*Task directions*. Set down the whole listing verbatim.

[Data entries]

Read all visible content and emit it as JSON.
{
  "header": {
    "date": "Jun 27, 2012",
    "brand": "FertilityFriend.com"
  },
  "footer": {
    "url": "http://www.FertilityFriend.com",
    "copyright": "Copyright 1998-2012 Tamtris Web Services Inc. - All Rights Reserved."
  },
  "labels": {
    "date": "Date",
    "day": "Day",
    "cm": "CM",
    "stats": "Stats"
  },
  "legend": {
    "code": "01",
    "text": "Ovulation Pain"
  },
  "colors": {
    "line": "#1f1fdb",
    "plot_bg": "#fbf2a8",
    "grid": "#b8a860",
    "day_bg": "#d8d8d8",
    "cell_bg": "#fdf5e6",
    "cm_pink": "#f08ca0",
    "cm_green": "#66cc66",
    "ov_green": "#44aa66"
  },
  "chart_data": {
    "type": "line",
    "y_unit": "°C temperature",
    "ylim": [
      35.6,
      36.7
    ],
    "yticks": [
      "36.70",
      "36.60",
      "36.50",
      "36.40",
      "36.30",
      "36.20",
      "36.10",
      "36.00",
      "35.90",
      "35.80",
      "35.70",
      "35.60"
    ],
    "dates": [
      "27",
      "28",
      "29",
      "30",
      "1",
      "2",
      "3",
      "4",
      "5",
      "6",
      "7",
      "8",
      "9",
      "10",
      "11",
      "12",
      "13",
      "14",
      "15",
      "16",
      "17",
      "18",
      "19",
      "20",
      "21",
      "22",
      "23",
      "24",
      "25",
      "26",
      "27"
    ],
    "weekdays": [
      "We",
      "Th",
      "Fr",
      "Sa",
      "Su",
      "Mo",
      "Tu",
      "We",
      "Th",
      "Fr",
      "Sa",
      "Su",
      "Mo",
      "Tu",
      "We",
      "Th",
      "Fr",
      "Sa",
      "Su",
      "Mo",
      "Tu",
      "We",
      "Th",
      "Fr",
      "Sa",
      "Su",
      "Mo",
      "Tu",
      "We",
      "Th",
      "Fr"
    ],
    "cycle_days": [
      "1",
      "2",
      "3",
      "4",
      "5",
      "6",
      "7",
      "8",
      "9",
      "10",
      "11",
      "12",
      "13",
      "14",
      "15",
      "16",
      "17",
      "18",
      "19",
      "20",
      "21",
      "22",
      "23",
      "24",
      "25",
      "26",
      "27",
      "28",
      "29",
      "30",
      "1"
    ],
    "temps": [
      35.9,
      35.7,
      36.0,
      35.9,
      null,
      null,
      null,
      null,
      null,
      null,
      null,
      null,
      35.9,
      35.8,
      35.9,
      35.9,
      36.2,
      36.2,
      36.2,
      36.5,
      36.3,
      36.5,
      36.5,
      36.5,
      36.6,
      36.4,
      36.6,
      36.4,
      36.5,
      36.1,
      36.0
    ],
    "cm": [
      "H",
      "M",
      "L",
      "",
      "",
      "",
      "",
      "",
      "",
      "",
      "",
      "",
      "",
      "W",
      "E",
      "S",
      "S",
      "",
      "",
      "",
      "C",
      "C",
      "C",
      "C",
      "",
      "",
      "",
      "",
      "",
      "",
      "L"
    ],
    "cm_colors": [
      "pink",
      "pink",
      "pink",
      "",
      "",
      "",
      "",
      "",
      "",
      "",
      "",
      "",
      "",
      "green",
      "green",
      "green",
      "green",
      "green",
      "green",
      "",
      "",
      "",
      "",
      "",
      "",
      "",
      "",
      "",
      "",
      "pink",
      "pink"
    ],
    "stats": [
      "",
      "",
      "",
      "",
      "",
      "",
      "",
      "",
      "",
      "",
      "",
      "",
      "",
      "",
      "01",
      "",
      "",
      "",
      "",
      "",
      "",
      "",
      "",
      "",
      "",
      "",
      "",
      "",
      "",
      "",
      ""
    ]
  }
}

*Response to the task*.
Read all visible content and emit it as JSON.
{
  "header": {
    "date": "Jun 27, 2012",
    "brand": "FertilityFriend.com"
  },
  "footer": {
    "url": "http://www.FertilityFriend.com",
    "copyright": "Copyright 1998-2012 Tamtris Web Services Inc. - All Rights Reserved."
  },
  "labels": {
    "date": "Date",
    "day": "Day",
    "cm": "CM",
    "stats": "Stats"
  },
  "legend": {
    "code": "01",
    "text": "Ovulation Pain"
  },
  "colors": {
    "line": "#1f1fdb",
    "plot_bg": "#fbf2a8",
    "grid": "#b8a860",
    "day_bg": "#d8d8d8",
    "cell_bg": "#fdf5e6",
    "cm_pink": "#f08ca0",
    "cm_green": "#66cc66",
    "ov_green": "#44aa66"
  },
  "chart_data": {
    "type": "line",
    "y_unit": "°C temperature",
    "ylim": [
      35.6,
      36.7
    ],
    "yticks": [
      "36.70",
      "36.60",
      "36.50",
      "36.40",
      "36.30",
      "36.20",
      "36.10",
      "36.00",
      "35.90",
      "35.80",
      "35.70",
      "35.60"
    ],
    "dates": [
      "27",
      "28",
      "29",
      "30",
      "1",
      "2",
      "3",
      "4",
      "5",
      "6",
      "7",
      "8",
      "9",
      "10",
      "11",
      "12",
      "13",
      "14",
      "15",
      "16",
      "17",
      "18",
      "19",
      "20",
      "21",
      "22",
      "23",
      "24",
      "25",
      "26",
      "27"
    ],
    "weekdays": [
      "We",
      "Th",
      "Fr",
      "Sa",
      "Su",
      "Mo",
      "Tu",
      "We",
      "Th",
      "Fr",
      "Sa",
      "Su",
      "Mo",
      "Tu",
      "We",
      "Th",
      "Fr",
      "Sa",
      "Su",
      "Mo",
      "Tu",
      "We",
      "Th",
      "Fr",
      "Sa",
      "Su",
      "Mo",
      "Tu",
      "We",
      "Th",
      "Fr"
    ],
    "cycle_days": [
      "1",
      "2",
      "3",
      "4",
      "5",
      "6",
      "7",
      "8",
      "9",
      "10",
      "11",
      "12",
      "13",
      "14",
      "15",
      "16",
      "17",
      "18",
      "19",
      "20",
      "21",
      "22",
      "23",
      "24",
      "25",
      "26",
      "27",
      "28",
      "29",
      "30",
      "1"
    ],
    "temps": [
      35.9,
      35.7,
      36.0,
      35.9,
      null,
      null,
      null,
      null,
      null,
      null,
      null,
      null,
      35.9,
      35.8,
      35.9,
      35.9,
      36.2,
      36.2,
      36.2,
      36.5,
      36.3,
      36.5,
      36.5,
      36.5,
      36.6,
      36.4,
      36.6,
      36.4,
      36.5,
      36.1,
      36.0
    ],
    "cm": [
      "H",
      "M",
      "L",
      "",
      "",
      "",
      "",
      "",
      "",
      "",
      "",
      "",
      "",
      "W",
      "E",
      "S",
      "S",
      "",
      "",
      "",
      "C",
      "C",
      "C",
      "C",
      "",
      "",
      "",
      "",
      "",
      "",
      "L"
    ],
    "cm_colors": [
      "pink",
      "pink",
      "pink",
      "",
      "",
      "",
      "",
      "",
      "",
      "",
      "",
      "",
      "",
      "green",
      "green",
      "green",
      "green",
      "green",
      "green",
      "",
      "",
      "",
      "",
      "",
      "",
      "",
      "",
      "",
      "",
      "pink",
      "pink"
    ],
    "stats": [
      "",
      "",
      "",
      "",
      "",
      "",
      "",
      "",
      "",
      "",
      "",
      "",
      "",
      "",
      "01",
      "",
      "",
      "",
      "",
      "",
      "",
      "",
      "",
      "",
      "",
      "",
      "",
      "",
      "",
      "",
      ""
    ]
  }
}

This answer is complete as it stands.